[Start MATERIAL TO PROCESS]
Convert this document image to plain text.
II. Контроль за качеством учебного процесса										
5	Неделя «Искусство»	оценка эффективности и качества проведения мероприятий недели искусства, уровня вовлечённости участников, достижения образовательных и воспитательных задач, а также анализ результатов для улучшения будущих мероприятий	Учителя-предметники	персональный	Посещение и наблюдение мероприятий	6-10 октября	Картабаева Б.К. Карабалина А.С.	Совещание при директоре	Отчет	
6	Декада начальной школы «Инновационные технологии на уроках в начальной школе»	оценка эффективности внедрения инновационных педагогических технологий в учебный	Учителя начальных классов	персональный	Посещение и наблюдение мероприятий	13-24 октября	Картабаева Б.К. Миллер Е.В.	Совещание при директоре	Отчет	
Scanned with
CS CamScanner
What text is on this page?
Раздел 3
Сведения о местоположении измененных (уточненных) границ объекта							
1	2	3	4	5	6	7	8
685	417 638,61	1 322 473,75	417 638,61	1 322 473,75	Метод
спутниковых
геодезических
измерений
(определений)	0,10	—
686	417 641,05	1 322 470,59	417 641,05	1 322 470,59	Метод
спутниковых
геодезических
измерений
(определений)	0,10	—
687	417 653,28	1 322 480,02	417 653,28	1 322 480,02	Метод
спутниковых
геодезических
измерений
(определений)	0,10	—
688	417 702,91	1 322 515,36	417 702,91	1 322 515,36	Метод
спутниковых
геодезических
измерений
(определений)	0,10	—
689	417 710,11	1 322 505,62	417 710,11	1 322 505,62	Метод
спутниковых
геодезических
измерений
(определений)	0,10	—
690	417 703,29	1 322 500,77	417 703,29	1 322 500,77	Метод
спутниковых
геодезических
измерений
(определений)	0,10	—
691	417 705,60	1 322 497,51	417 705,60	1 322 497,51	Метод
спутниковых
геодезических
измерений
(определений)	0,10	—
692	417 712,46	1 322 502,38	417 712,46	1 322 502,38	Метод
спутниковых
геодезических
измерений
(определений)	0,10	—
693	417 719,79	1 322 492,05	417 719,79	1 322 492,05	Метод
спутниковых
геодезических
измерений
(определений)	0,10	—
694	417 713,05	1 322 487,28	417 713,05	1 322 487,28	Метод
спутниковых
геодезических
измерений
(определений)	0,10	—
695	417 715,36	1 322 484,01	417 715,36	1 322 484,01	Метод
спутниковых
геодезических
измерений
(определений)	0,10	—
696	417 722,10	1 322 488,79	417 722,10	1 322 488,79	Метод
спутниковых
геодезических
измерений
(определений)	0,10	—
[End MATERIAL TO PROCESS]
- REQUIRED TASK: Copy every line that contains the string "Метод".

- THE RESULT:
685	417 638,61	1 322 473,75	417 638,61	1 322 473,75	Метод
686	417 641,05	1 322 470,59	417 641,05	1 322 470,59	Метод
687	417 653,28	1 322 480,02	417 653,28	1 322 480,02	Метод
688	417 702,91	1 322 515,36	417 702,91	1 322 515,36	Метод
689	417 710,11	1 322 505,62	417 710,11	1 322 505,62	Метод
690	417 703,29	1 322 500,77	417 703,29	1 322 500,77	Метод
691	417 705,60	1 322 497,51	417 705,60	1 322 497,51	Метод
692	417 712,46	1 322 502,38	417 712,46	1 322 502,38	Метод
693	417 719,79	1 322 492,05	417 719,79	1 322 492,05	Метод
694	417 713,05	1 322 487,28	417 713,05	1 322 487,28	Метод
695	417 715,36	1 322 484,01	417 715,36	1 322 484,01	Метод
696	417 722,10	1 322 488,79	417 722,10	1 322 488,79	Метод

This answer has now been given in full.